*** MATERIAL FOR THIS TASK
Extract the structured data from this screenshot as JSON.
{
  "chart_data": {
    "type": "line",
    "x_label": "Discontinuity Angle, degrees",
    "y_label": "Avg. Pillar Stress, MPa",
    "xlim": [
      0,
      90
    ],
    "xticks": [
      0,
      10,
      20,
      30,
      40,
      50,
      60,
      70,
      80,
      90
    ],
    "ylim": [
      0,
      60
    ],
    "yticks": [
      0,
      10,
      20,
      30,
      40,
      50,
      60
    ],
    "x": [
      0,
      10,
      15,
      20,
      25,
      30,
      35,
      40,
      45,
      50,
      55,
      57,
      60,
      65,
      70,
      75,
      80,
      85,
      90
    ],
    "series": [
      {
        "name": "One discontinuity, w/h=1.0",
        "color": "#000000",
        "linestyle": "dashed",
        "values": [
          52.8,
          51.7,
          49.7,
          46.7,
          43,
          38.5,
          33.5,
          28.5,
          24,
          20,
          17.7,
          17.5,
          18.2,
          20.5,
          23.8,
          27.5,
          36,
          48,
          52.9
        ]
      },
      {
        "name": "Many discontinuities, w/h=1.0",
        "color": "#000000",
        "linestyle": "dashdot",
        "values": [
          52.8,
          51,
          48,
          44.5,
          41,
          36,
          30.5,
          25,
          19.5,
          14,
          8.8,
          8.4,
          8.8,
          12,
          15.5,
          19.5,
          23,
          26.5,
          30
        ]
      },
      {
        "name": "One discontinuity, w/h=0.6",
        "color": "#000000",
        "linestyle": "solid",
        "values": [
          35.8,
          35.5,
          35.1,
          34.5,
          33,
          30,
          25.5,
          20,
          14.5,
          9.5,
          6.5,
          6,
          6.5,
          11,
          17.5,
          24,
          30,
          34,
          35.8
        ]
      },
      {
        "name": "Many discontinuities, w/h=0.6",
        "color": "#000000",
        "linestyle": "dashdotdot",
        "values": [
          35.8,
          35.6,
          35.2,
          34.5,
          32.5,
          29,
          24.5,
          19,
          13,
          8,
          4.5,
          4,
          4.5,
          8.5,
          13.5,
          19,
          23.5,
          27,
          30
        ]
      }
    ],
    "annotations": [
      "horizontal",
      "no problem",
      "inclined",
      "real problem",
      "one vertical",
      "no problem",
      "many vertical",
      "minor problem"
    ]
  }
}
******
[DIRECTIVE]:
State the count of lines holding the string "problem" in the listing above, and nothing else.

[ANSWER]:
4